## BRIEF A
In the listing, repeat the lines exactly, starting with the line that contains "Where is each element in this w=2048" and ending with the line that contains "tree-ad-label: New Brand". Include both of those lines, and leave out the pictures.

•••

Version 1.0:
 - high resolution time measurement ok.
 - detection of L1 cache ok.
 - detection of L2 cache ok.
 - CPU type detection ok.
 - partial implementation of video performance tests.

Version 1.1:
 - L1 cache code improved.
 - L2 cache code improved.
 - AT cache detection added.
 - CPU type detection reworked.
 - full implementation of video performance tests.

Version 1.2:
 - L2 cache code improved.
 - DRAM page size detection added.
 - cache line size detection added.
 - video info added.

Version 1.3:
 - different device driver used to be WARP compatible

Version 1.3a:
 - nasty bug in preloading code pages => total system lockup   (fixed)

Version 1.4:
 - L2 cache code improved.
 - CPU type detection improved.
 - DRAM page size detection improved.
 - DRAM interleave detection added.
 - results layout depends on presence of L1/L2 cache.

Version 1.4a:
 - CPU-ID bug fixed

Version 1.5
 - CPU type detection reworked (more CPU types, more reliably)
 - more robust to different environments:
   works without device driver -> less details
   works from a boot floppy -> no video testing
 - much smaller critical code with disabled interrupts should remove any
   chance for lockups due to page faults
 - fixed bug in L2 cache code (affected Pentium only)

Version 1.6
 - another CPU-ID bug fixed
 - minor code reordering to improve L1 cache detection on Pentiums
 - added testing of opcode fetch from L2 cache
 - added capability of opcode fetch testing on CPUs with harvard architecture
   (sorry, this needs much bigger code)
 - added 'more' option

Future:
 - overall improvement :-)
 - less bugs :-)
 - fancy GUI interface
 - any other good and implementable idea

•••

## BRIEF B
List every plan given under the "Future" heading of the version history.

## PROVIDED INFORMATION
•••

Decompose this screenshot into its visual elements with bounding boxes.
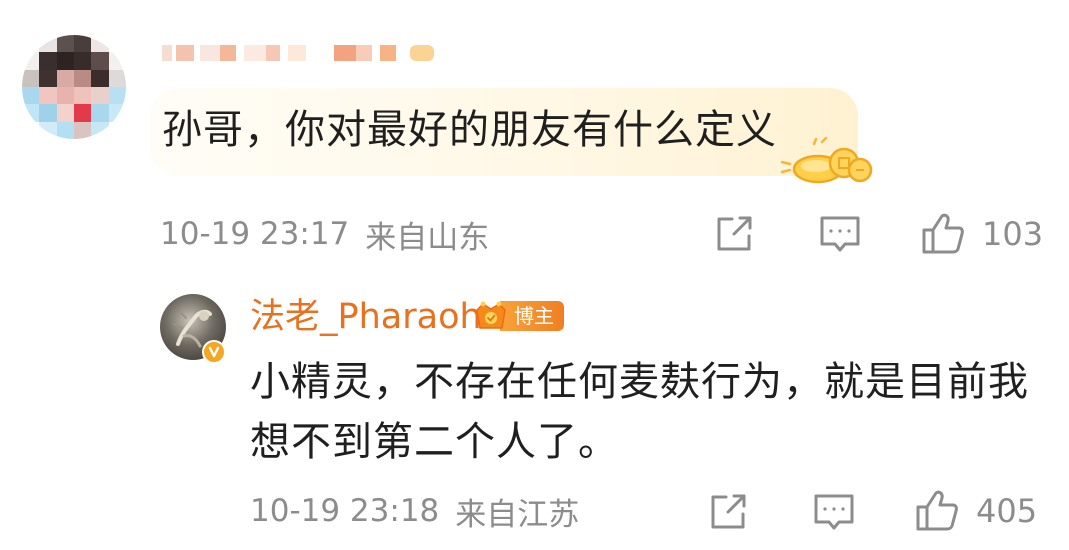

•••

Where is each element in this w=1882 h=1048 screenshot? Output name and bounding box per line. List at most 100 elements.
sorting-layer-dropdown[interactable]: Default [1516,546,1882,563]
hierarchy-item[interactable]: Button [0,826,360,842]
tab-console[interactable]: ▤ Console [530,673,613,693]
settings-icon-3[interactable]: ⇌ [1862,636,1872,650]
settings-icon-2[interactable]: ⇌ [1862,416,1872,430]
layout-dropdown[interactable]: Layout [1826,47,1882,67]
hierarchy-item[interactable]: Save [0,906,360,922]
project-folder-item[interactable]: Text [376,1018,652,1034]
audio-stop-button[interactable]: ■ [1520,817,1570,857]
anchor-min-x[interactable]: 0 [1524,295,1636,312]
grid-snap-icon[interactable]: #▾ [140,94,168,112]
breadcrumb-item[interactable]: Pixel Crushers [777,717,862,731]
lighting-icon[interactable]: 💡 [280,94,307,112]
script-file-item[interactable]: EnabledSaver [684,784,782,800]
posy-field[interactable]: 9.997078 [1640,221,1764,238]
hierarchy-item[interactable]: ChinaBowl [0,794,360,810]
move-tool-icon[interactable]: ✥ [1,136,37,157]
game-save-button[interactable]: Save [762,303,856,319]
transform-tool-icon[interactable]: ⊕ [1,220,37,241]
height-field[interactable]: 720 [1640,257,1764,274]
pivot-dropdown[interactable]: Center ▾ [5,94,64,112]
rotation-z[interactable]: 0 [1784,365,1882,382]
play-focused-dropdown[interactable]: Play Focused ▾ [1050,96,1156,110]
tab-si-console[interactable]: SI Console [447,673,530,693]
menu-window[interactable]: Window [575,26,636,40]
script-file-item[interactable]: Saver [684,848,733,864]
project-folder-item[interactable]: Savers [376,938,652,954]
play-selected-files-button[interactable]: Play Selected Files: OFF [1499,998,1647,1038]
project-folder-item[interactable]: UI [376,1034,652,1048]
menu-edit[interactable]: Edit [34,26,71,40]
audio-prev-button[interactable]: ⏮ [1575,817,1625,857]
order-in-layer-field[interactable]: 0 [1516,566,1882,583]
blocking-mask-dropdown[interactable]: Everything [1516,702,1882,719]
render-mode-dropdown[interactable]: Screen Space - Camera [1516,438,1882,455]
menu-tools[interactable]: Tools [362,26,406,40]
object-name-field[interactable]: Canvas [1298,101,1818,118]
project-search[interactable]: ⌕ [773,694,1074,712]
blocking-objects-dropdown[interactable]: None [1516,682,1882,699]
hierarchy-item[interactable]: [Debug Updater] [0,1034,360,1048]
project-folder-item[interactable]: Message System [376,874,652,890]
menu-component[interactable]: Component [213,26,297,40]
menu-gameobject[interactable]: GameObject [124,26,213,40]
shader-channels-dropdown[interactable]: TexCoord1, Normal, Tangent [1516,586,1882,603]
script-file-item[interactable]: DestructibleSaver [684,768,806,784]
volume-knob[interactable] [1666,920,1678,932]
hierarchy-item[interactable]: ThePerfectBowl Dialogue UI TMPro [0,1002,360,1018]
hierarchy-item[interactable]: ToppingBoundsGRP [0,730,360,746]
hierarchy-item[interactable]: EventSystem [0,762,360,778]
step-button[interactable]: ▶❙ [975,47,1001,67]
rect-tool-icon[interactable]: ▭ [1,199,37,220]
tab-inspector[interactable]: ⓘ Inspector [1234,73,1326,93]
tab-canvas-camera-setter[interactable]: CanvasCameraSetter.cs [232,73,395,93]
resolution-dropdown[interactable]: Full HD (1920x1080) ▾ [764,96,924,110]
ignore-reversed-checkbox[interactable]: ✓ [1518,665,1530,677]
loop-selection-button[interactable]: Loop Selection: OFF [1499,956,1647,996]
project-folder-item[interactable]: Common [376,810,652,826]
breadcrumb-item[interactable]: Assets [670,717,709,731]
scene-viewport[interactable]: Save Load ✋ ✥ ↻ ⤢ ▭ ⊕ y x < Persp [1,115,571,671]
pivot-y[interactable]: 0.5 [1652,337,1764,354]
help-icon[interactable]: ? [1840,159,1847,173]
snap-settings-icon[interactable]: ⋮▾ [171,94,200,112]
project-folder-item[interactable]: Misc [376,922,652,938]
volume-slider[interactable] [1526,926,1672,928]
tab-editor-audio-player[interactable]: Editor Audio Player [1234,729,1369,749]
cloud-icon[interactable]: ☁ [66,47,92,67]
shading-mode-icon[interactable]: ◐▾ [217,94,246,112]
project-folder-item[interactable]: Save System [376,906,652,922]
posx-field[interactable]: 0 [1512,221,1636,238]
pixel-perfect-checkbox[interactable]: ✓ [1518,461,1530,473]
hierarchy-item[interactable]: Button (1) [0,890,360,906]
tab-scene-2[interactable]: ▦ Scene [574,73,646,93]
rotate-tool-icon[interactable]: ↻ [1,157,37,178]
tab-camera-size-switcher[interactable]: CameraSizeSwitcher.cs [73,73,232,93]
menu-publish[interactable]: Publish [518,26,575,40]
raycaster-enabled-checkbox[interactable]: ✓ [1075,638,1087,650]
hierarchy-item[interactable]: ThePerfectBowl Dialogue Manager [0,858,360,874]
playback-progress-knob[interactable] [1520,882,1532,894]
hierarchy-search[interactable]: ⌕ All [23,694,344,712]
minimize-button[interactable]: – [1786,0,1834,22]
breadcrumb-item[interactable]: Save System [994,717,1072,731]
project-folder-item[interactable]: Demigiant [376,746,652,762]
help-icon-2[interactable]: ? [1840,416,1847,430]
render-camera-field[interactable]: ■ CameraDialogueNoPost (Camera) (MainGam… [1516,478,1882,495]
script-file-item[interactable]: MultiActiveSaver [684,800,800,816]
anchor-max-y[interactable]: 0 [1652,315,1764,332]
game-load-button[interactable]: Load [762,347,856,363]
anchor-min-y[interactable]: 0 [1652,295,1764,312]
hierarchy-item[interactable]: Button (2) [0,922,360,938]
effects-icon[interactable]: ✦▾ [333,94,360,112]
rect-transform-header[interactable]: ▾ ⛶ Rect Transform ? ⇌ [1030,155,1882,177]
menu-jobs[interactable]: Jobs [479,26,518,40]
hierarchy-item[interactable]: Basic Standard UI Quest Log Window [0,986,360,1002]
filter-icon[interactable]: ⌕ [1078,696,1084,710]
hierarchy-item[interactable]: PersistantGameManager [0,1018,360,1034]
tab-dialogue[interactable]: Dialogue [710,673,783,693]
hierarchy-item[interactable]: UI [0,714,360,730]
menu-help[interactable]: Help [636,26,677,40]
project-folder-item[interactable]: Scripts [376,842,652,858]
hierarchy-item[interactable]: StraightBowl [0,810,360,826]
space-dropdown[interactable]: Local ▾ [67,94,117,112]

•••

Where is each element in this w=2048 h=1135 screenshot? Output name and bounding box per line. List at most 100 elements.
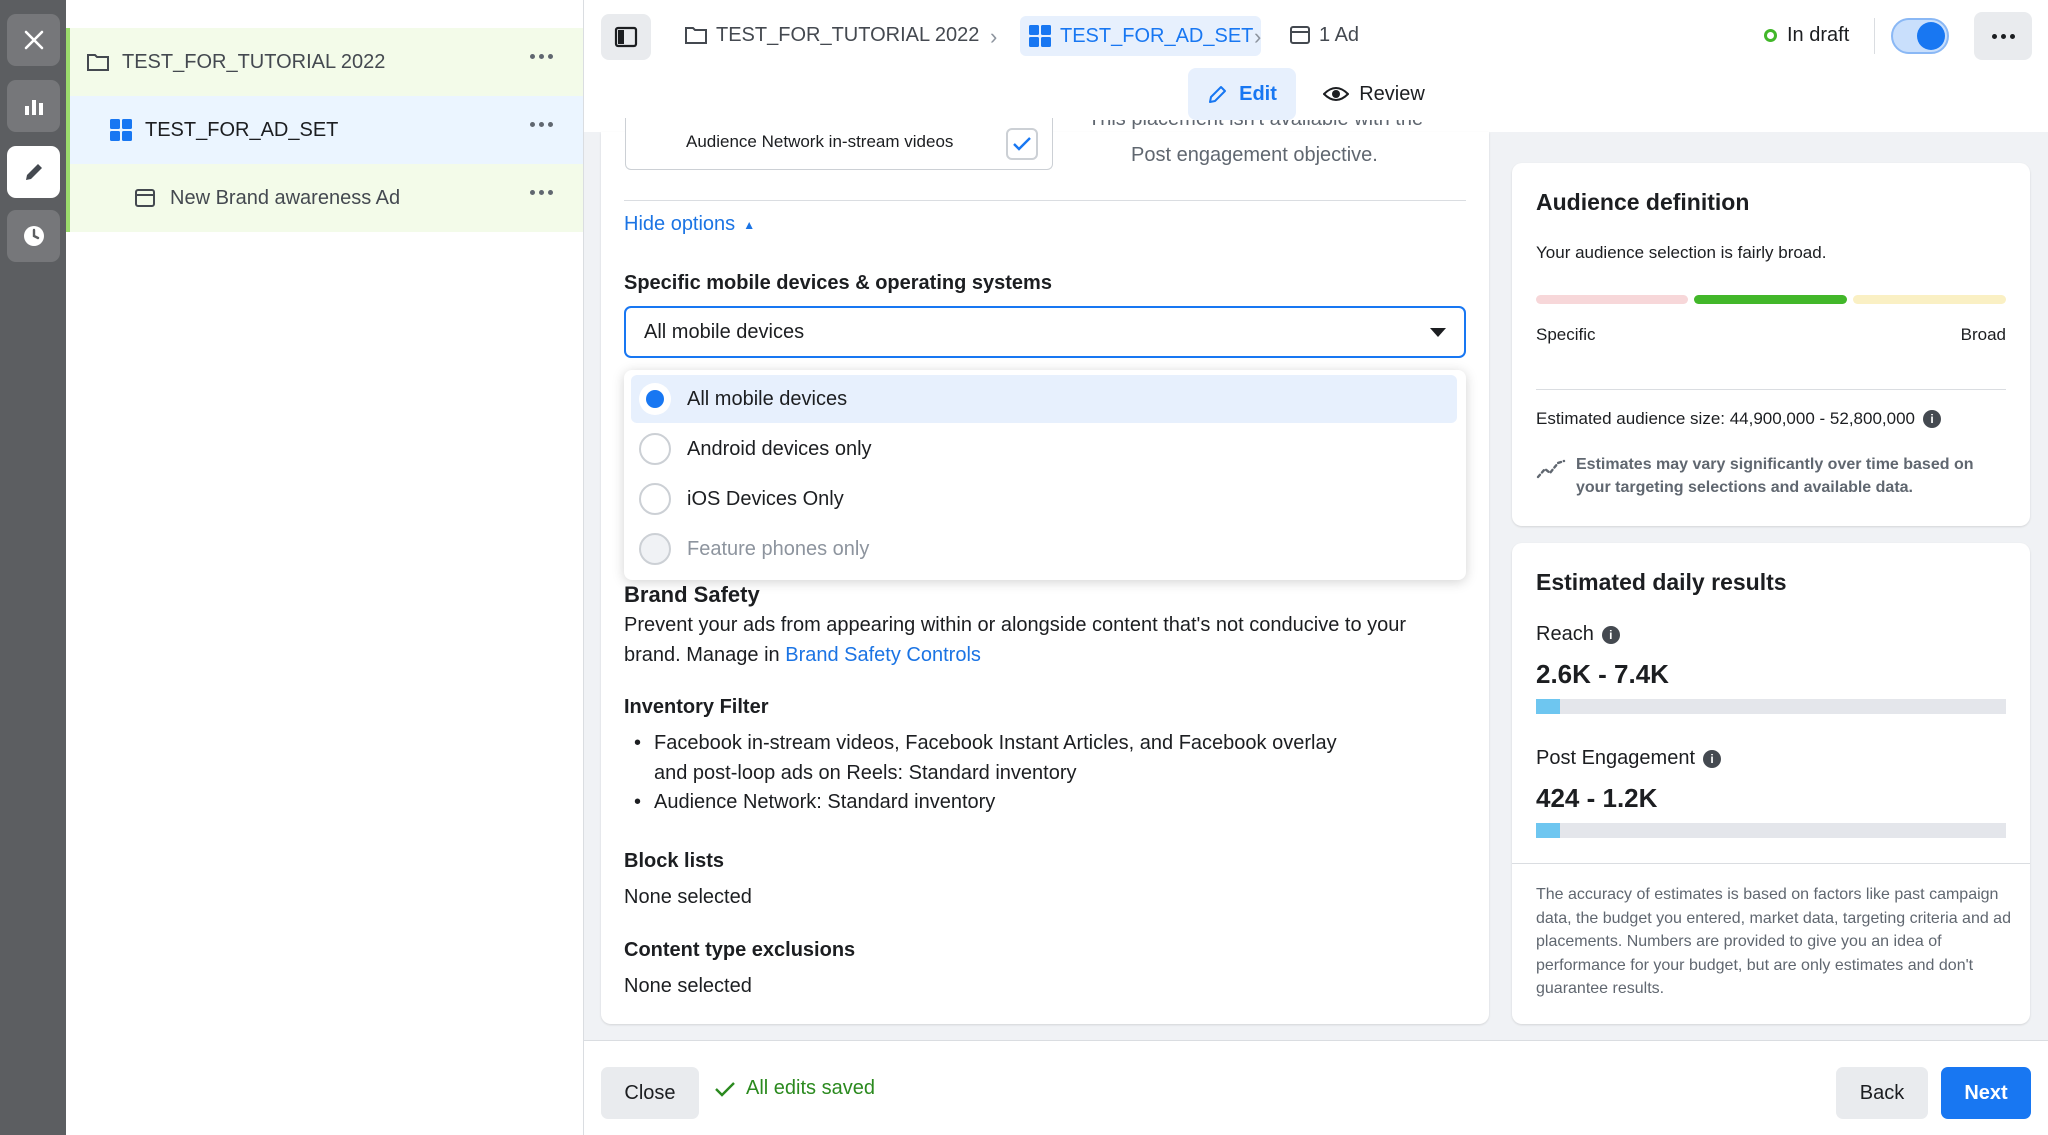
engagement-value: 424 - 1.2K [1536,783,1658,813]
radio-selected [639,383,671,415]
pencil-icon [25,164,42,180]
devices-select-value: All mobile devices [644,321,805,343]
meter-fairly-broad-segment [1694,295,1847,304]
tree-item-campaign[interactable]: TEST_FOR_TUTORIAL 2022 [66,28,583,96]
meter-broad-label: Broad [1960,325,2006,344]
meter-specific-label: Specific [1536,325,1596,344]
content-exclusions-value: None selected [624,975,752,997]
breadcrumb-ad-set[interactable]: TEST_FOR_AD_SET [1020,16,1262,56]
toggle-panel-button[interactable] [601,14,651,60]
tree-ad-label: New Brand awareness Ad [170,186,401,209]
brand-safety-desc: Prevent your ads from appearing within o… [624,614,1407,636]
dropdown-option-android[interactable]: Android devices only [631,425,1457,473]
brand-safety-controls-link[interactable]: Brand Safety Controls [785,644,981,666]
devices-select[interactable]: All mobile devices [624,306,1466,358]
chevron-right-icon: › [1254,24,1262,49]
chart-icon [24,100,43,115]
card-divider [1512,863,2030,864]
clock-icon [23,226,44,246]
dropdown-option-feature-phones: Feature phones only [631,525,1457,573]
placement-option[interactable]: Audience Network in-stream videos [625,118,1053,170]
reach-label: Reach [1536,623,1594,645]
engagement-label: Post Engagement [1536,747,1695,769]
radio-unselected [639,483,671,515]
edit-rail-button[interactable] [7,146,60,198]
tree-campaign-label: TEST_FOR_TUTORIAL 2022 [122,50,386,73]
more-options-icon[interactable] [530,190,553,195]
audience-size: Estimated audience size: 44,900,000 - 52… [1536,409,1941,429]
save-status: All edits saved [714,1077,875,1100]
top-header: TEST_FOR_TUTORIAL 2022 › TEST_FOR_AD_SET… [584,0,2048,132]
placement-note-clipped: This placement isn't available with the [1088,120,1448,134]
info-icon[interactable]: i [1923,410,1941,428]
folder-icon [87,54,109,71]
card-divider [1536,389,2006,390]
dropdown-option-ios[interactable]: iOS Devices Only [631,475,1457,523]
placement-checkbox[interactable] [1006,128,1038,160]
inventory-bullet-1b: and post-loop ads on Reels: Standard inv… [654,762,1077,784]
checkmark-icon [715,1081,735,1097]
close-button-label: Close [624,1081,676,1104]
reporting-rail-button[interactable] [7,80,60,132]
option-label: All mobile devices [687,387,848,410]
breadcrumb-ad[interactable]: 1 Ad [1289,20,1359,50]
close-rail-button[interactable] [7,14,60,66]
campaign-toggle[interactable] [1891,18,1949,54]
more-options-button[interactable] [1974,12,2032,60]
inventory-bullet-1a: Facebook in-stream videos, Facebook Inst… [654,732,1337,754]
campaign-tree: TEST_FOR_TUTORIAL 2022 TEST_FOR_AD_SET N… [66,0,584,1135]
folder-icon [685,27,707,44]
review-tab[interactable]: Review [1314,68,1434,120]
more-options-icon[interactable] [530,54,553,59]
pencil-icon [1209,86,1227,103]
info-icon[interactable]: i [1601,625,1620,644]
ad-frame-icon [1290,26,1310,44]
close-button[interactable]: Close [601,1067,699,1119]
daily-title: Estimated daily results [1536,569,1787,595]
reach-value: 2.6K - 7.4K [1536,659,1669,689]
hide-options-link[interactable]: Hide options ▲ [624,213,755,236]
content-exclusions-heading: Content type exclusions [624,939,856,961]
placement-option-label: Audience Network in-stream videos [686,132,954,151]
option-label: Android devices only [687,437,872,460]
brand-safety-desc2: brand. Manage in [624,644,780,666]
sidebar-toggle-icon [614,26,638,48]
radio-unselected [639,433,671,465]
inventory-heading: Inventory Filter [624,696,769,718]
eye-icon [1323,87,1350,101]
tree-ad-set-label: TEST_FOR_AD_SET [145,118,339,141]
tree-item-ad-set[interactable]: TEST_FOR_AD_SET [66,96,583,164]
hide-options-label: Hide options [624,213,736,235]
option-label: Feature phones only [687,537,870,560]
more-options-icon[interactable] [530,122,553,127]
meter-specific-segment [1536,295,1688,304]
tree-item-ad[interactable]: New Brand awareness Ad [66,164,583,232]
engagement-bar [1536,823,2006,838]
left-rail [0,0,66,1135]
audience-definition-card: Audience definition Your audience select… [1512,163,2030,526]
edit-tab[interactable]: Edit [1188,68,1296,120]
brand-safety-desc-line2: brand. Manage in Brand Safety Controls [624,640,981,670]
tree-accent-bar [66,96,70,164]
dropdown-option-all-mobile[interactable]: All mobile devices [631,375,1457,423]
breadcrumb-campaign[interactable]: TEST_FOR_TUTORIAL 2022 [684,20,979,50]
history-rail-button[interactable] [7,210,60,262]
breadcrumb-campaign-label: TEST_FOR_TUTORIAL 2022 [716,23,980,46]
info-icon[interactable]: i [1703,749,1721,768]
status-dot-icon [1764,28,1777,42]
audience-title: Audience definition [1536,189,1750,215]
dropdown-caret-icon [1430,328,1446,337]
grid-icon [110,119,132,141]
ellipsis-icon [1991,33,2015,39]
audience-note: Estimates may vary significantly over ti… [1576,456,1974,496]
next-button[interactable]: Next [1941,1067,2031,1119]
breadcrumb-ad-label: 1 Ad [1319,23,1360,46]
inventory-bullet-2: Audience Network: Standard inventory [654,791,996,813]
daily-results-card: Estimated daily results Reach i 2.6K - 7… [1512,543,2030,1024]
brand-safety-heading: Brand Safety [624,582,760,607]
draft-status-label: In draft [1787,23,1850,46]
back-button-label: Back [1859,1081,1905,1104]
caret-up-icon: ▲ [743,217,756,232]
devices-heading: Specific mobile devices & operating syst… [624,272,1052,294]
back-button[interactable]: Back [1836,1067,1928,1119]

•••

## PROBLEM SOLUTION A
Where is each element in this w=2048 h=1135 screenshot? Output name and bounding box per line. List at most 100 elements.
engagement-value: 424 - 1.2K [1536,783,1658,813]
radio-selected [639,383,671,415]
pencil-icon [25,164,42,180]
devices-select-value: All mobile devices [644,321,805,343]
meter-fairly-broad-segment [1694,295,1847,304]
tree-item-campaign[interactable]: TEST_FOR_TUTORIAL 2022 [66,28,583,96]
meter-broad-label: Broad [1960,325,2006,344]
meter-specific-label: Specific [1536,325,1596,344]
content-exclusions-value: None selected [624,975,752,997]
breadcrumb-ad-set[interactable]: TEST_FOR_AD_SET [1020,16,1262,56]
toggle-panel-button[interactable] [601,14,651,60]
tree-ad-label: New Brand awareness Ad [170,186,401,209]

## PROBLEM SOLUTION B
- overall improvement :-)
- less bugs :-)
- fancy GUI interface
- any other good and implementable idea